===== Items

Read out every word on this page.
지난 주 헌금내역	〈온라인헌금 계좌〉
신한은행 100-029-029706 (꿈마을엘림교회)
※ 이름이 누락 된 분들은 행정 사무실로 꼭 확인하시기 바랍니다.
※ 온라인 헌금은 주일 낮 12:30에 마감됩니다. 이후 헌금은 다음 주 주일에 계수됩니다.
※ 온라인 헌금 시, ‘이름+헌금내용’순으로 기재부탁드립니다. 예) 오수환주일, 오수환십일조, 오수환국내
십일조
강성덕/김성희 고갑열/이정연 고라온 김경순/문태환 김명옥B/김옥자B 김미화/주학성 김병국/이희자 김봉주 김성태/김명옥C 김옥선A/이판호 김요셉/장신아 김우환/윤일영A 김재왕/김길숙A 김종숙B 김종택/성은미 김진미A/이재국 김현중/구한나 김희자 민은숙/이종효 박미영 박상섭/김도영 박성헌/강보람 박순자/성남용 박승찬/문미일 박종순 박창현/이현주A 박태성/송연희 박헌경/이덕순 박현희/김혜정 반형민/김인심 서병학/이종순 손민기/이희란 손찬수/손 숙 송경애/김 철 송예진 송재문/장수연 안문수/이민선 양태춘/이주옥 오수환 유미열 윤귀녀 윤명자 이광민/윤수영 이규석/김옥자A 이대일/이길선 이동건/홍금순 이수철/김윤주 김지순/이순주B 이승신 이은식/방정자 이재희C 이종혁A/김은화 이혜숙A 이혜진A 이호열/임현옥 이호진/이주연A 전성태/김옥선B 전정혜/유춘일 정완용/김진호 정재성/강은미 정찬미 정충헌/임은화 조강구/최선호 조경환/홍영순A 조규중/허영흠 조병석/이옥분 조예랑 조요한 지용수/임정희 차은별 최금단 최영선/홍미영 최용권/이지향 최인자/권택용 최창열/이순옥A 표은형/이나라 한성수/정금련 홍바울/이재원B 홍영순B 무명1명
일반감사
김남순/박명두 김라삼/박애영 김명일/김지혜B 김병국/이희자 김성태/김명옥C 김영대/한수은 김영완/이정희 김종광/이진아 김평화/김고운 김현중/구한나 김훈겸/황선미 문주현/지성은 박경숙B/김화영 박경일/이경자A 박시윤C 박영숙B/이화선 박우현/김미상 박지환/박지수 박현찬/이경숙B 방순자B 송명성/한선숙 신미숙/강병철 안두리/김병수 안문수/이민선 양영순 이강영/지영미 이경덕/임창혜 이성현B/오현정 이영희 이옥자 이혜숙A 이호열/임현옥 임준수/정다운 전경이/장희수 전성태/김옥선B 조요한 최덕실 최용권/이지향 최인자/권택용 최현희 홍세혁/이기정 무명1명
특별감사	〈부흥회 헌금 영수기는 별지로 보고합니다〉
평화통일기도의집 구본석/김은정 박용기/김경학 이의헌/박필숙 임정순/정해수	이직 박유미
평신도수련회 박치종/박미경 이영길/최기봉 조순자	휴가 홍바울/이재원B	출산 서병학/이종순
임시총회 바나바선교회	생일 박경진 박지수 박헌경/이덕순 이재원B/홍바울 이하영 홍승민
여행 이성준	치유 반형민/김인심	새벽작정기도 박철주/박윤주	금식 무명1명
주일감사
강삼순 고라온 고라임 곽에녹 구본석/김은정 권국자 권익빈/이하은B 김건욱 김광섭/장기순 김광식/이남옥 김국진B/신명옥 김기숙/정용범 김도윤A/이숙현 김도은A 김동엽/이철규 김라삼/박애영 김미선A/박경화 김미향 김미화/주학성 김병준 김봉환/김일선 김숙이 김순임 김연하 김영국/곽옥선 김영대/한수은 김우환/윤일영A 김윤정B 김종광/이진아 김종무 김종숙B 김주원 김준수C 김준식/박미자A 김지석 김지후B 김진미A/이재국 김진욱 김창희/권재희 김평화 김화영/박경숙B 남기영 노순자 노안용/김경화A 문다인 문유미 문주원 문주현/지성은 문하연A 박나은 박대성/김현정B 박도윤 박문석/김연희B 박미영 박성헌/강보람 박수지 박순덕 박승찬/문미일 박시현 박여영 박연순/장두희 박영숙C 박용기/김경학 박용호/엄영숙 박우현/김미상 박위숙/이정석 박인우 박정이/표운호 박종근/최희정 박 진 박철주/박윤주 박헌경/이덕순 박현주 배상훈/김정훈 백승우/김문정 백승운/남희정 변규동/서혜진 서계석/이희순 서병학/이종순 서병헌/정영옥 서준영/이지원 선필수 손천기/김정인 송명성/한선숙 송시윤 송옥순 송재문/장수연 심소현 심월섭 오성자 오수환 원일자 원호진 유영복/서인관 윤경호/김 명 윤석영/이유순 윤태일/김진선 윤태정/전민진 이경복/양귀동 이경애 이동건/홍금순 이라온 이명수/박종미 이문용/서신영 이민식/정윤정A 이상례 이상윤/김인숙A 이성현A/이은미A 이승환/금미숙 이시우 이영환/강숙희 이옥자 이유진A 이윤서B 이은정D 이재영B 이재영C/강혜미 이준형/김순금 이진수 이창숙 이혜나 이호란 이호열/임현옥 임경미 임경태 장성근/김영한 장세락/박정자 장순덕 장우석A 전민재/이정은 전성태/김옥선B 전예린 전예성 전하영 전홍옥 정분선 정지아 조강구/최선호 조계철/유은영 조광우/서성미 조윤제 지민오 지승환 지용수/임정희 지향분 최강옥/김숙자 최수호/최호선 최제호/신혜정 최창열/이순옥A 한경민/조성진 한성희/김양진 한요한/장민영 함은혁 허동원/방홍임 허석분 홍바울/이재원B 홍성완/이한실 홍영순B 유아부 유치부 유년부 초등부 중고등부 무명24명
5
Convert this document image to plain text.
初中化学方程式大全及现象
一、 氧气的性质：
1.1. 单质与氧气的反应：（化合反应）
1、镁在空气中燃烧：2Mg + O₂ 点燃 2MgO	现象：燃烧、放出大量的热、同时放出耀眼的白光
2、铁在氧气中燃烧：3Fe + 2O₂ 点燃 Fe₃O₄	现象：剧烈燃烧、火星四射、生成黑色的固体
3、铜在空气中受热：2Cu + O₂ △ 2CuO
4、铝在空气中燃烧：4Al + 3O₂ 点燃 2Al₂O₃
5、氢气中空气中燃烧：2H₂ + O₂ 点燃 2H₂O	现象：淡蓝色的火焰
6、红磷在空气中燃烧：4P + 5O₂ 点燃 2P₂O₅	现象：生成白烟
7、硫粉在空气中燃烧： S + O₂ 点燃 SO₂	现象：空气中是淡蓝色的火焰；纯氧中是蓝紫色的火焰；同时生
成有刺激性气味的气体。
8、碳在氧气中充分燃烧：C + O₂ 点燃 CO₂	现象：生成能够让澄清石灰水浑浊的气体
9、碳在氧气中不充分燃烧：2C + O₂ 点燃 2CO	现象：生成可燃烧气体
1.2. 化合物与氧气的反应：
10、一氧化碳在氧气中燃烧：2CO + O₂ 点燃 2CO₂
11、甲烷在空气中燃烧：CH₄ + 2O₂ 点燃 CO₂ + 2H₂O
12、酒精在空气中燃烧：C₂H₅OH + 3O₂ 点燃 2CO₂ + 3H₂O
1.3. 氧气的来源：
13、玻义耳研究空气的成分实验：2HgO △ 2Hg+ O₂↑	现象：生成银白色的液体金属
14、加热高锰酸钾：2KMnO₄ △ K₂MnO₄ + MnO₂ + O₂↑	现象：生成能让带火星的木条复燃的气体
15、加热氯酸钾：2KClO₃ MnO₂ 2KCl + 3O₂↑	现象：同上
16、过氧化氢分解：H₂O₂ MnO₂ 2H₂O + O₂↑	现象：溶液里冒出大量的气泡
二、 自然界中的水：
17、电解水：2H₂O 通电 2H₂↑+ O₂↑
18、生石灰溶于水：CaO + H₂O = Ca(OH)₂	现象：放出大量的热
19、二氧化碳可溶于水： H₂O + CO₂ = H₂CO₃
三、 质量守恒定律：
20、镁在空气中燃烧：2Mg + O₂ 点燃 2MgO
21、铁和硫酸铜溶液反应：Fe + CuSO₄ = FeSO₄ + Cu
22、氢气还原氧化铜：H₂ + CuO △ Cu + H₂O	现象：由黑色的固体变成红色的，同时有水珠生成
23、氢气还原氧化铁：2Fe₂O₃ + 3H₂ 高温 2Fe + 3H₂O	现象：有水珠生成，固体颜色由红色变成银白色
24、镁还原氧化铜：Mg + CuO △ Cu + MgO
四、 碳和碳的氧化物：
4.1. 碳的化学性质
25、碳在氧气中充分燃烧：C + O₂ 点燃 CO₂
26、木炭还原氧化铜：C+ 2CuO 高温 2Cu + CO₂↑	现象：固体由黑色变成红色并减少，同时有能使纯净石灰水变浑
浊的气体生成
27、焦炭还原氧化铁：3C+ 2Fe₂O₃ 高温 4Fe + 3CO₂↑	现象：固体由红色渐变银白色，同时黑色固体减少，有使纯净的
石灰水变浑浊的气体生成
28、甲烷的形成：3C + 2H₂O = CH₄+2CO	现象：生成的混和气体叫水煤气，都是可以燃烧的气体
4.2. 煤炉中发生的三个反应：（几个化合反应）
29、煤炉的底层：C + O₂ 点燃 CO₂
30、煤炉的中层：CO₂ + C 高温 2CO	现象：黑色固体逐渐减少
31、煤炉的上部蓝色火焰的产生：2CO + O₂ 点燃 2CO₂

==========

▶ **Written exercise**
Reproduce, exactly and with nothing added, the lines from the one that includes "Convert this document image to plain text." through the last line of the material.

▶ **Written response**
Convert this document image to plain text.
初中化学方程式大全及现象
一、 氧气的性质：
1.1. 单质与氧气的反应：（化合反应）
1、镁在空气中燃烧：2Mg + O₂ 点燃 2MgO	现象：燃烧、放出大量的热、同时放出耀眼的白光
2、铁在氧气中燃烧：3Fe + 2O₂ 点燃 Fe₃O₄	现象：剧烈燃烧、火星四射、生成黑色的固体
3、铜在空气中受热：2Cu + O₂ △ 2CuO
4、铝在空气中燃烧：4Al + 3O₂ 点燃 2Al₂O₃
5、氢气中空气中燃烧：2H₂ + O₂ 点燃 2H₂O	现象：淡蓝色的火焰
6、红磷在空气中燃烧：4P + 5O₂ 点燃 2P₂O₅	现象：生成白烟
7、硫粉在空气中燃烧： S + O₂ 点燃 SO₂	现象：空气中是淡蓝色的火焰；纯氧中是蓝紫色的火焰；同时生
成有刺激性气味的气体。
8、碳在氧气中充分燃烧：C + O₂ 点燃 CO₂	现象：生成能够让澄清石灰水浑浊的气体
9、碳在氧气中不充分燃烧：2C + O₂ 点燃 2CO	现象：生成可燃烧气体
1.2. 化合物与氧气的反应：
10、一氧化碳在氧气中燃烧：2CO + O₂ 点燃 2CO₂
11、甲烷在空气中燃烧：CH₄ + 2O₂ 点燃 CO₂ + 2H₂O
12、酒精在空气中燃烧：C₂H₅OH + 3O₂ 点燃 2CO₂ + 3H₂O
1.3. 氧气的来源：
13、玻义耳研究空气的成分实验：2HgO △ 2Hg+ O₂↑	现象：生成银白色的液体金属
14、加热高锰酸钾：2KMnO₄ △ K₂MnO₄ + MnO₂ + O₂↑	现象：生成能让带火星的木条复燃的气体
15、加热氯酸钾：2KClO₃ MnO₂ 2KCl + 3O₂↑	现象：同上
16、过氧化氢分解：H₂O₂ MnO₂ 2H₂O + O₂↑	现象：溶液里冒出大量的气泡
二、 自然界中的水：
17、电解水：2H₂O 通电 2H₂↑+ O₂↑
18、生石灰溶于水：CaO + H₂O = Ca(OH)₂	现象：放出大量的热
19、二氧化碳可溶于水： H₂O + CO₂ = H₂CO₃
三、 质量守恒定律：
20、镁在空气中燃烧：2Mg + O₂ 点燃 2MgO
21、铁和硫酸铜溶液反应：Fe + CuSO₄ = FeSO₄ + Cu
22、氢气还原氧化铜：H₂ + CuO △ Cu + H₂O	现象：由黑色的固体变成红色的，同时有水珠生成
23、氢气还原氧化铁：2Fe₂O₃ + 3H₂ 高温 2Fe + 3H₂O	现象：有水珠生成，固体颜色由红色变成银白色
24、镁还原氧化铜：Mg + CuO △ Cu + MgO
四、 碳和碳的氧化物：
4.1. 碳的化学性质
25、碳在氧气中充分燃烧：C + O₂ 点燃 CO₂
26、木炭还原氧化铜：C+ 2CuO 高温 2Cu + CO₂↑	现象：固体由黑色变成红色并减少，同时有能使纯净石灰水变浑
浊的气体生成
27、焦炭还原氧化铁：3C+ 2Fe₂O₃ 高温 4Fe + 3CO₂↑	现象：固体由红色渐变银白色，同时黑色固体减少，有使纯净的
石灰水变浑浊的气体生成
28、甲烷的形成：3C + 2H₂O = CH₄+2CO	现象：生成的混和气体叫水煤气，都是可以燃烧的气体
4.2. 煤炉中发生的三个反应：（几个化合反应）
29、煤炉的底层：C + O₂ 点燃 CO₂
30、煤炉的中层：CO₂ + C 高温 2CO	现象：黑色固体逐渐减少
31、煤炉的上部蓝色火焰的产生：2CO + O₂ 点燃 2CO₂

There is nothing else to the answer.